## Task material
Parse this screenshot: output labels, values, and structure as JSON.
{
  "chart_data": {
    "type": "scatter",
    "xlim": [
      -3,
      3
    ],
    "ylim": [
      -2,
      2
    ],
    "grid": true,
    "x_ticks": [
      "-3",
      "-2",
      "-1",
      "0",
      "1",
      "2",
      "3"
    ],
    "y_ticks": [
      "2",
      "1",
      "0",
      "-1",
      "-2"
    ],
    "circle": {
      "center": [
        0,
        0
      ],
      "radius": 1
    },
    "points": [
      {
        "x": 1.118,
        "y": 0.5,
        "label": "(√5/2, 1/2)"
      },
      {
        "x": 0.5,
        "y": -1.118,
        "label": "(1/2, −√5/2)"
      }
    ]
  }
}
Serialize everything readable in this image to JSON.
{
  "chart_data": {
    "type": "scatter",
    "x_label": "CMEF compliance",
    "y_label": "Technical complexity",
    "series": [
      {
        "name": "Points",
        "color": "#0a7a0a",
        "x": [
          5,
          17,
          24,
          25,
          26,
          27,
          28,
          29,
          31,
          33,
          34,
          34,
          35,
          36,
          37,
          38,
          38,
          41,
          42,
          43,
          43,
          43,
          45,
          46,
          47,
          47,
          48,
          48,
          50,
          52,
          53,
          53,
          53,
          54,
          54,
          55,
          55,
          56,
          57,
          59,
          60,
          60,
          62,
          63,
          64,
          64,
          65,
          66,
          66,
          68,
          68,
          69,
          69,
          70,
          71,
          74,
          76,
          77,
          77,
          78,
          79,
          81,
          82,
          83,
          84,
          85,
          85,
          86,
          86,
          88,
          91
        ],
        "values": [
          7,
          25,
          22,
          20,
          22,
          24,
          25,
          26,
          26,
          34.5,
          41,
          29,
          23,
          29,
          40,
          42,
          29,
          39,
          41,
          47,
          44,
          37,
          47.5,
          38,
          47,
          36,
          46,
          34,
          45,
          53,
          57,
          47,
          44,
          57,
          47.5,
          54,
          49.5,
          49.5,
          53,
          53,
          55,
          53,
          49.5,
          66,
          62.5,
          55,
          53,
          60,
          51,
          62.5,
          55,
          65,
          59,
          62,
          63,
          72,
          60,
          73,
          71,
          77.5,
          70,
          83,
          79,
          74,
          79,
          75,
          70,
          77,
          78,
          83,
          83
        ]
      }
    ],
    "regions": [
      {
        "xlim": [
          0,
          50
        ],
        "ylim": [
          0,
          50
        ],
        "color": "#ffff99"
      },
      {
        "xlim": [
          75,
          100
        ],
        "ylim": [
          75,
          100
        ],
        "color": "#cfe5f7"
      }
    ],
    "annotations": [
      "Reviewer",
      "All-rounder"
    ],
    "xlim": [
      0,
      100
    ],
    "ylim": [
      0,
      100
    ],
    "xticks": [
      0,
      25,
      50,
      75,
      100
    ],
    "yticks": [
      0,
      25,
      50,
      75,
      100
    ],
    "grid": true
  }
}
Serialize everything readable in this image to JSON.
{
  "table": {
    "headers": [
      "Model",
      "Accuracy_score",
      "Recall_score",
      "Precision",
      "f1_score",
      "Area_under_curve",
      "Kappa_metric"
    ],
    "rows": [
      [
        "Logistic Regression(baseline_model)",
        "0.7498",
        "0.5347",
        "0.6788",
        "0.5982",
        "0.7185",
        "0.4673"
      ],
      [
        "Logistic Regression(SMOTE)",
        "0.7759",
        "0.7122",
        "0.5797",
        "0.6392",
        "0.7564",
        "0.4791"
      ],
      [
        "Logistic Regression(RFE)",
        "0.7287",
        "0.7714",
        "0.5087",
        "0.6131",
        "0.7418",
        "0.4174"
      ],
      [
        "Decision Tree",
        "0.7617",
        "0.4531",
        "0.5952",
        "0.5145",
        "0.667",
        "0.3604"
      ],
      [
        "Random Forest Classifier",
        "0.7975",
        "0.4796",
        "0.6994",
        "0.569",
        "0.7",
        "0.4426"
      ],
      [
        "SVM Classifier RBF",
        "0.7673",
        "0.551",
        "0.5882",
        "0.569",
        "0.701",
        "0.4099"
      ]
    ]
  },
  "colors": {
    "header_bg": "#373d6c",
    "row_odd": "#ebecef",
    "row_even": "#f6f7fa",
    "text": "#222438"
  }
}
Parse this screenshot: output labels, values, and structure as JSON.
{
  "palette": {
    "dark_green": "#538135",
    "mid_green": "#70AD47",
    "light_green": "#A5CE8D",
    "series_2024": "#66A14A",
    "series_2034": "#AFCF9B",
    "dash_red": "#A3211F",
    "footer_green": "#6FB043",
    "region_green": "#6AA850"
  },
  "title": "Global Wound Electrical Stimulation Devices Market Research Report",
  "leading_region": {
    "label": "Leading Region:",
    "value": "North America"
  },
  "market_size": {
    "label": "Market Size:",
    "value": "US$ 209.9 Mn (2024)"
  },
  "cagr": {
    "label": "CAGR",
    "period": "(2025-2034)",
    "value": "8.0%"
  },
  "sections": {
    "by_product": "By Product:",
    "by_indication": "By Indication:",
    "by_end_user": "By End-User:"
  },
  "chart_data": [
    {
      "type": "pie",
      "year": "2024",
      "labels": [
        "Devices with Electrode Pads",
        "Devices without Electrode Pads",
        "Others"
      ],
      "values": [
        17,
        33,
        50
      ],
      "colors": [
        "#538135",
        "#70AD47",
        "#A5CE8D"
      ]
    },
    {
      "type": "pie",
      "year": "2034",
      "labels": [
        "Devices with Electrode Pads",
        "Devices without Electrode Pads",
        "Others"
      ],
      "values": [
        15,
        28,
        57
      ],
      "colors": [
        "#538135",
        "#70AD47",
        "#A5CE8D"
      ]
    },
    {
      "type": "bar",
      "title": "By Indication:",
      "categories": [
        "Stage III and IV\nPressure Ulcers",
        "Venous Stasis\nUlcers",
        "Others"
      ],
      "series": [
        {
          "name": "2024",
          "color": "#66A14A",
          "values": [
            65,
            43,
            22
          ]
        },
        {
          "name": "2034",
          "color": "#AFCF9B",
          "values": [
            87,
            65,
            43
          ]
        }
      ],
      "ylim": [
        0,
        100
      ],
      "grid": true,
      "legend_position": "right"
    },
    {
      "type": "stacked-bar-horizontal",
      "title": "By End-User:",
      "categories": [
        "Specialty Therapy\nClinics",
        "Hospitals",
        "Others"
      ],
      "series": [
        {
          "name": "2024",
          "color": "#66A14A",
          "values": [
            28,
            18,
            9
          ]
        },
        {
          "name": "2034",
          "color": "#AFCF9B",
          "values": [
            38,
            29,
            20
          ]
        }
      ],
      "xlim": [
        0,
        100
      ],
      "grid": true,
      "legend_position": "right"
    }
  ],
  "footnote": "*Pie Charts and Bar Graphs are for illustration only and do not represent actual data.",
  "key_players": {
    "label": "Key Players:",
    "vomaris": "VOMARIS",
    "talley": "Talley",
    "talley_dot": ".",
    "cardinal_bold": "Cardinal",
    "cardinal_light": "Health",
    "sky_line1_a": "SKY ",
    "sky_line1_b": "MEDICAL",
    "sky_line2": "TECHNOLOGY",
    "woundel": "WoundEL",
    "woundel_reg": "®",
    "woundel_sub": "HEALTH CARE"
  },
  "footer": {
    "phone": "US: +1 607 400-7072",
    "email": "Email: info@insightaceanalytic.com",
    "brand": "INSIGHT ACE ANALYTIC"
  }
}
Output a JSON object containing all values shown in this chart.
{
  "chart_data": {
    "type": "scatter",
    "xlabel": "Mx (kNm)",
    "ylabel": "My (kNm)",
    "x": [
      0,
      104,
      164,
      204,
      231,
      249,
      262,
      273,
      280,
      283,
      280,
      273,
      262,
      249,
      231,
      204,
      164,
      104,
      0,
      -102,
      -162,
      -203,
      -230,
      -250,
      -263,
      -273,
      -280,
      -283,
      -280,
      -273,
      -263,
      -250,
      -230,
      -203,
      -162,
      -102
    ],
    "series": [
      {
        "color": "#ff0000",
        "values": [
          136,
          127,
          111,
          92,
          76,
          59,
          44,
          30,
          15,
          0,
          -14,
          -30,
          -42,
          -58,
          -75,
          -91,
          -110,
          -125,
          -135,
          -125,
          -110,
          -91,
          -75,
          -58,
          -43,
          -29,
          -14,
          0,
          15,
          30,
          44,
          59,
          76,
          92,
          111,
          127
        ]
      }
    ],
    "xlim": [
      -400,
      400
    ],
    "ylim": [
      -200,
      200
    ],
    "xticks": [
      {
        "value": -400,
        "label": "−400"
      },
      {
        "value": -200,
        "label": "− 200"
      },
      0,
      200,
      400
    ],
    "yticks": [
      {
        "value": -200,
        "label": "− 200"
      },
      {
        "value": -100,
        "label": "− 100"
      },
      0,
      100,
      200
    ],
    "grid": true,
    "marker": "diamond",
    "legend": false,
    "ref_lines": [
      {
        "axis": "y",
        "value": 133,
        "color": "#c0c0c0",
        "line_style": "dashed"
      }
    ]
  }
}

## Do this
Copy exactly the line containing "Output a JSON" and every line after it, ending with the last line of the records above.

## The response
Output a JSON object containing all values shown in this chart.
{
  "chart_data": {
    "type": "scatter",
    "xlabel": "Mx (kNm)",
    "ylabel": "My (kNm)",
    "x": [
      0,
      104,
      164,
      204,
      231,
      249,
      262,
      273,
      280,
      283,
      280,
      273,
      262,
      249,
      231,
      204,
      164,
      104,
      0,
      -102,
      -162,
      -203,
      -230,
      -250,
      -263,
      -273,
      -280,
      -283,
      -280,
      -273,
      -263,
      -250,
      -230,
      -203,
      -162,
      -102
    ],
    "series": [
      {
        "color": "#ff0000",
        "values": [
          136,
          127,
          111,
          92,
          76,
          59,
          44,
          30,
          15,
          0,
          -14,
          -30,
          -42,
          -58,
          -75,
          -91,
          -110,
          -125,
          -135,
          -125,
          -110,
          -91,
          -75,
          -58,
          -43,
          -29,
          -14,
          0,
          15,
          30,
          44,
          59,
          76,
          92,
          111,
          127
        ]
      }
    ],
    "xlim": [
      -400,
      400
    ],
    "ylim": [
      -200,
      200
    ],
    "xticks": [
      {
        "value": -400,
        "label": "−400"
      },
      {
        "value": -200,
        "label": "− 200"
      },
      0,
      200,
      400
    ],
    "yticks": [
      {
        "value": -200,
        "label": "− 200"
      },
      {
        "value": -100,
        "label": "− 100"
      },
      0,
      100,
      200
    ],
    "grid": true,
    "marker": "diamond",
    "legend": false,
    "ref_lines": [
      {
        "axis": "y",
        "value": 133,
        "color": "#c0c0c0",
        "line_style": "dashed"
      }
    ]
  }
}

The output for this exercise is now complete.